Dataset records:
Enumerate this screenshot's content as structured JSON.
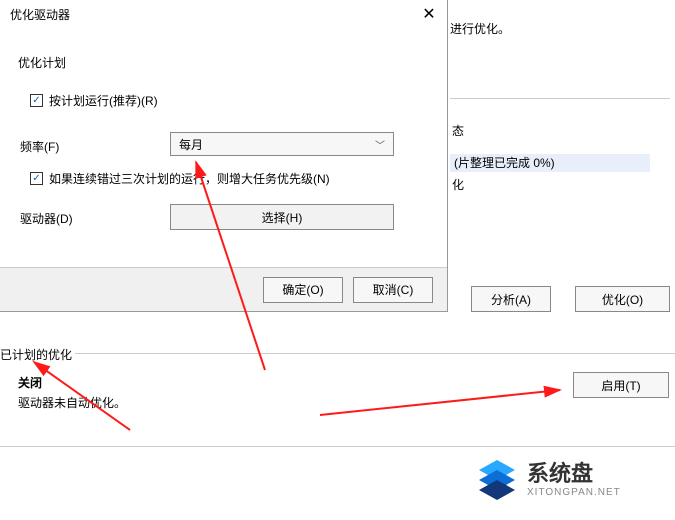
{
  "dialog": {
    "title": "优化驱动器",
    "section_title": "优化计划",
    "run_on_schedule": "按计划运行(推荐)(R)",
    "frequency_label": "频率(F)",
    "frequency_value": "每月",
    "increase_priority": "如果连续错过三次计划的运行，则增大任务优先级(N)",
    "drives_label": "驱动器(D)",
    "choose_button": "选择(H)",
    "ok_button": "确定(O)",
    "cancel_button": "取消(C)"
  },
  "back_window": {
    "hint_text": "进行优化。",
    "status_header": "态",
    "row1_text": "(片整理已完成 0%)",
    "row2_text": "化",
    "analyze_button": "分析(A)",
    "optimize_button": "优化(O)"
  },
  "scheduled": {
    "title": "已计划的优化",
    "status": "关闭",
    "desc": "驱动器未自动优化。",
    "enable_button": "启用(T)"
  },
  "watermark": {
    "cn": "系统盘",
    "en": "XITONGPAN.NET"
  }
}
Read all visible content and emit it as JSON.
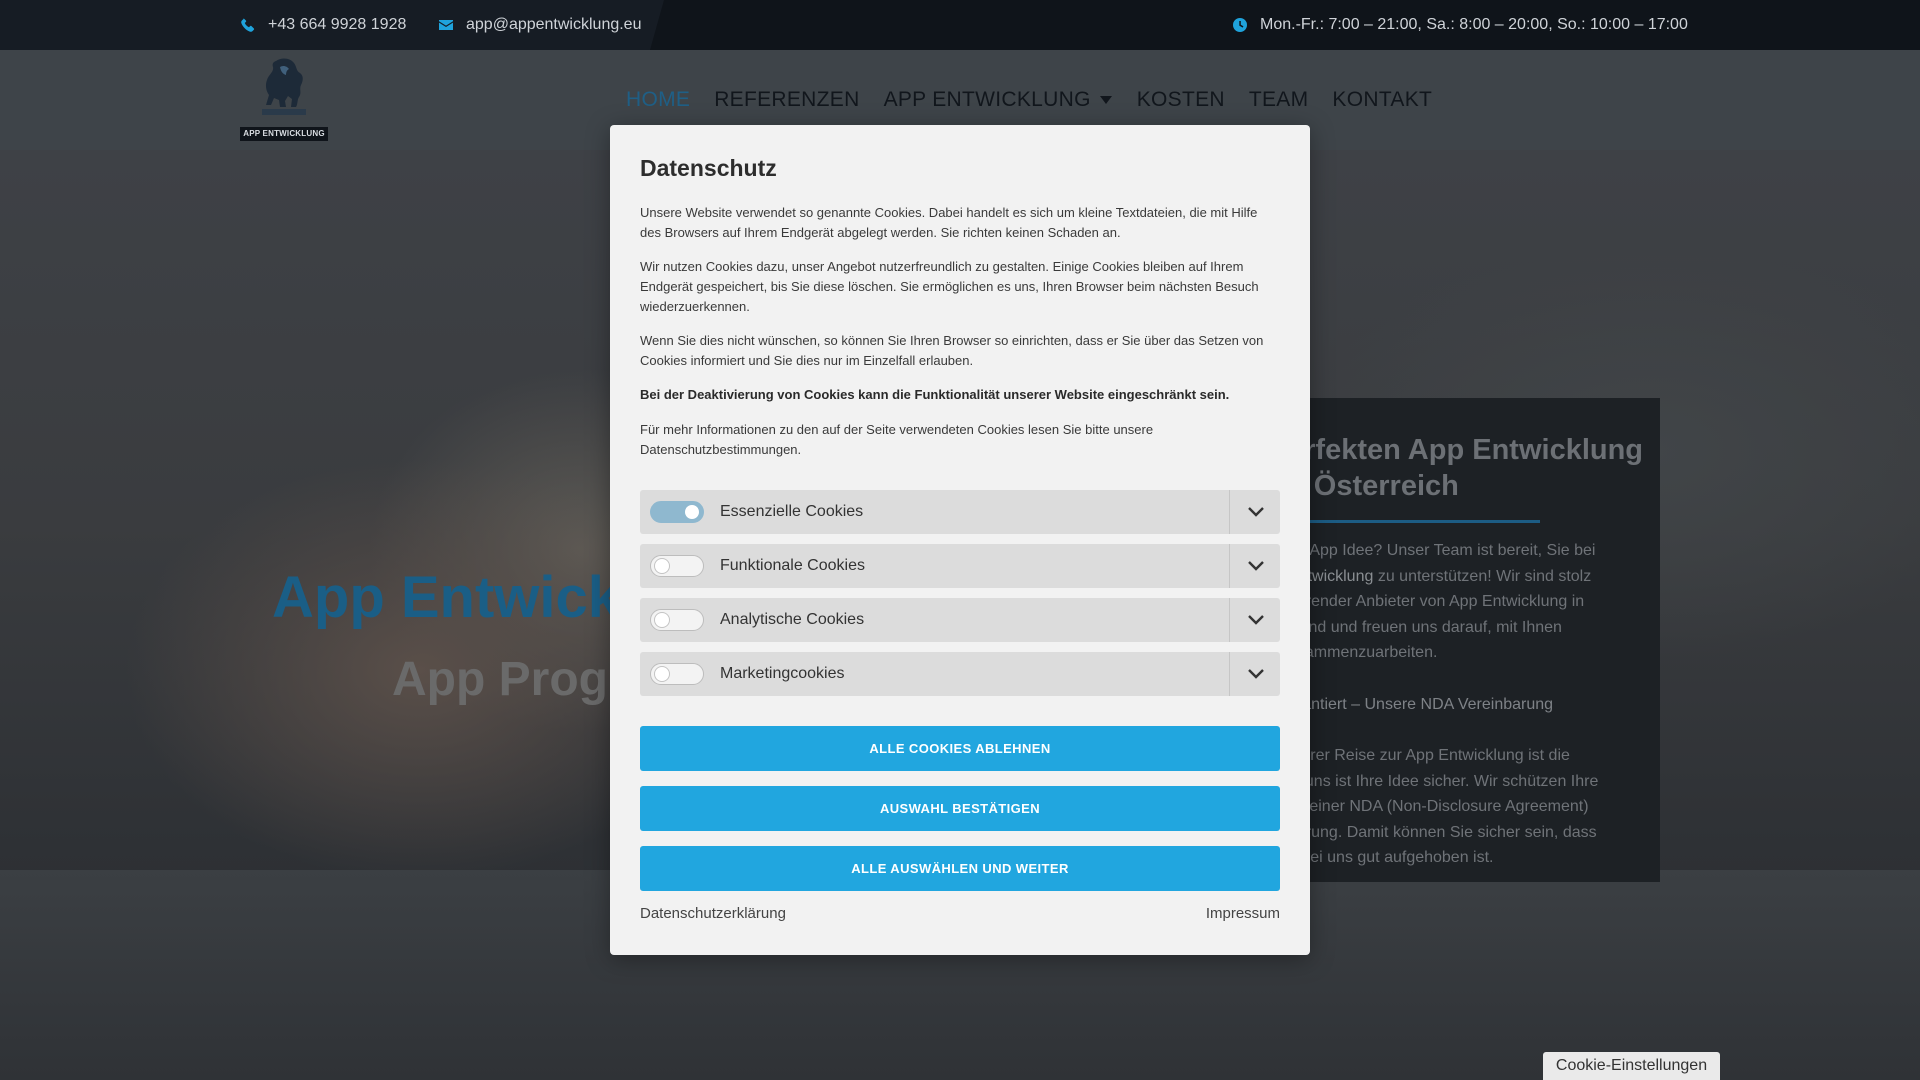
{
  "topbar": {
    "phone": "+43 664 9928 1928",
    "email": "app@appentwicklung.eu",
    "hours": "Mon.-Fr.: 7:00 – 21:00, Sa.: 8:00 – 20:00, So.: 10:00 – 17:00",
    "phone_icon": "phone-icon",
    "email_icon": "envelope-icon",
    "hours_icon": "clock-icon"
  },
  "header": {
    "logo_text": "APP ENTWICKLUNG",
    "nav": [
      "HOME",
      "REFERENZEN",
      "APP ENTWICKLUNG",
      "KOSTEN",
      "TEAM",
      "KONTAKT"
    ],
    "active": "HOME"
  },
  "hero": {
    "title": "App Entwick",
    "subtitle": "App Prog"
  },
  "infobox": {
    "title_line1": "erfekten App Entwicklung",
    "title_line2": "n Österreich",
    "p1_a": "de App Idee? Unser Team ist bereit, Sie bei",
    "p1_b_link": "Entwicklung",
    "p1_b_rest": " zu unterstützen! Wir sind stolz",
    "p1_c": "ührender Anbieter von App Entwicklung in",
    "p1_d": "t sind und freuen uns darauf, mit Ihnen",
    "p1_e": "usammenzuarbeiten.",
    "p2": "arantiert – Unsere NDA Vereinbarung",
    "p3_a": "f Ihrer Reise zur App Entwicklung ist die",
    "p3_b": "ei uns ist Ihre Idee sicher. Wir schützen Ihre",
    "p3_c": "nit einer NDA (Non-Disclosure Agreement)",
    "p3_d": "barung. Damit können Sie sicher sein, dass",
    "p3_e": "e bei uns gut aufgehoben ist."
  },
  "modal": {
    "title": "Datenschutz",
    "para1": "Unsere Website verwendet so genannte Cookies. Dabei handelt es sich um kleine Textdateien, die mit Hilfe des Browsers auf Ihrem Endgerät abgelegt werden. Sie richten keinen Schaden an.",
    "para2": "Wir nutzen Cookies dazu, unser Angebot nutzerfreundlich zu gestalten. Einige Cookies bleiben auf Ihrem Endgerät gespeichert, bis Sie diese löschen. Sie ermöglichen es uns, Ihren Browser beim nächsten Besuch wiederzuerkennen.",
    "para3": "Wenn Sie dies nicht wünschen, so können Sie Ihren Browser so einrichten, dass er Sie über das Setzen von Cookies informiert und Sie dies nur im Einzelfall erlauben.",
    "para4": "Bei der Deaktivierung von Cookies kann die Funktionalität unserer Website eingeschränkt sein.",
    "para5": "Für mehr Informationen zu den auf der Seite verwendeten Cookies lesen Sie bitte unsere Datenschutzbestimmungen.",
    "categories": [
      {
        "label": "Essenzielle Cookies",
        "enabled": true
      },
      {
        "label": "Funktionale Cookies",
        "enabled": false
      },
      {
        "label": "Analytische Cookies",
        "enabled": false
      },
      {
        "label": "Marketingcookies",
        "enabled": false
      }
    ],
    "btn_reject": "ALLE COOKIES ABLEHNEN",
    "btn_confirm": "AUSWAHL BESTÄTIGEN",
    "btn_accept_all": "ALLE AUSWÄHLEN UND WEITER",
    "link_privacy": "Datenschutzerklärung",
    "link_imprint": "Impressum"
  },
  "cookie_settings_tab": "Cookie-Einstellungen",
  "colors": {
    "accent": "#21a6df",
    "topbar_bg": "#161c24",
    "nav_active": "#1f5f86"
  }
}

*Task brief*
Restate each entry word for word, leaving out any pictures.

*The solution*
Enumerate this screenshot's content as structured JSON.
{
  "dialog": {
    "title": "优化驱动器",
    "section_title": "优化计划",
    "run_on_schedule": "按计划运行(推荐)(R)",
    "frequency_label": "频率(F)",
    "frequency_value": "每月",
    "increase_priority": "如果连续错过三次计划的运行，则增大任务优先级(N)",
    "drives_label": "驱动器(D)",
    "choose_button": "选择(H)",
    "ok_button": "确定(O)",
    "cancel_button": "取消(C)"
  },
  "back_window": {
    "hint_text": "进行优化。",
    "status_header": "态",
    "row1_text": "(片整理已完成 0%)",
    "row2_text": "化",
    "analyze_button": "分析(A)",
    "optimize_button": "优化(O)"
  },
  "scheduled": {
    "title": "已计划的优化",
    "status": "关闭",
    "desc": "驱动器未自动优化。",
    "enable_button": "启用(T)"
  },
  "watermark": {
    "cn": "系统盘",
    "en": "XITONGPAN.NET"
  }
}
Read all visible content and emit it as JSON.
{
  "topbar": {
    "phone": "+43 664 9928 1928",
    "email": "app@appentwicklung.eu",
    "hours": "Mon.-Fr.: 7:00 – 21:00, Sa.: 8:00 – 20:00, So.: 10:00 – 17:00",
    "phone_icon": "phone-icon",
    "email_icon": "envelope-icon",
    "hours_icon": "clock-icon"
  },
  "header": {
    "logo_text": "APP ENTWICKLUNG",
    "nav": [
      "HOME",
      "REFERENZEN",
      "APP ENTWICKLUNG",
      "KOSTEN",
      "TEAM",
      "KONTAKT"
    ],
    "active": "HOME"
  },
  "hero": {
    "title": "App Entwick",
    "subtitle": "App Prog"
  },
  "infobox": {
    "title_line1": "erfekten App Entwicklung",
    "title_line2": "n Österreich",
    "p1_a": "de App Idee? Unser Team ist bereit, Sie bei",
    "p1_b_link": "Entwicklung",
    "p1_b_rest": " zu unterstützen! Wir sind stolz",
    "p1_c": "ührender Anbieter von App Entwicklung in",
    "p1_d": "t sind und freuen uns darauf, mit Ihnen",
    "p1_e": "usammenzuarbeiten.",
    "p2": "arantiert – Unsere NDA Vereinbarung",
    "p3_a": "f Ihrer Reise zur App Entwicklung ist die",
    "p3_b": "ei uns ist Ihre Idee sicher. Wir schützen Ihre",
    "p3_c": "nit einer NDA (Non-Disclosure Agreement)",
    "p3_d": "barung. Damit können Sie sicher sein, dass",
    "p3_e": "e bei uns gut aufgehoben ist."
  },
  "modal": {
    "title": "Datenschutz",
    "para1": "Unsere Website verwendet so genannte Cookies. Dabei handelt es sich um kleine Textdateien, die mit Hilfe des Browsers auf Ihrem Endgerät abgelegt werden. Sie richten keinen Schaden an.",
    "para2": "Wir nutzen Cookies dazu, unser Angebot nutzerfreundlich zu gestalten. Einige Cookies bleiben auf Ihrem Endgerät gespeichert, bis Sie diese löschen. Sie ermöglichen es uns, Ihren Browser beim nächsten Besuch wiederzuerkennen.",
    "para3": "Wenn Sie dies nicht wünschen, so können Sie Ihren Browser so einrichten, dass er Sie über das Setzen von Cookies informiert und Sie dies nur im Einzelfall erlauben.",
    "para4": "Bei der Deaktivierung von Cookies kann die Funktionalität unserer Website eingeschränkt sein.",
    "para5": "Für mehr Informationen zu den auf der Seite verwendeten Cookies lesen Sie bitte unsere Datenschutzbestimmungen.",
    "categories": [
      {
        "label": "Essenzielle Cookies",
        "enabled": true
      },
      {
        "label": "Funktionale Cookies",
        "enabled": false
      },
      {
        "label": "Analytische Cookies",
        "enabled": false
      },
      {
        "label": "Marketingcookies",
        "enabled": false
      }
    ],
    "btn_reject": "ALLE COOKIES ABLEHNEN",
    "btn_confirm": "AUSWAHL BESTÄTIGEN",
    "btn_accept_all": "ALLE AUSWÄHLEN UND WEITER",
    "link_privacy": "Datenschutzerklärung",
    "link_imprint": "Impressum"
  },
  "cookie_settings_tab": "Cookie-Einstellungen",
  "colors": {
    "accent": "#21a6df",
    "topbar_bg": "#161c24",
    "nav_active": "#1f5f86"
  }
}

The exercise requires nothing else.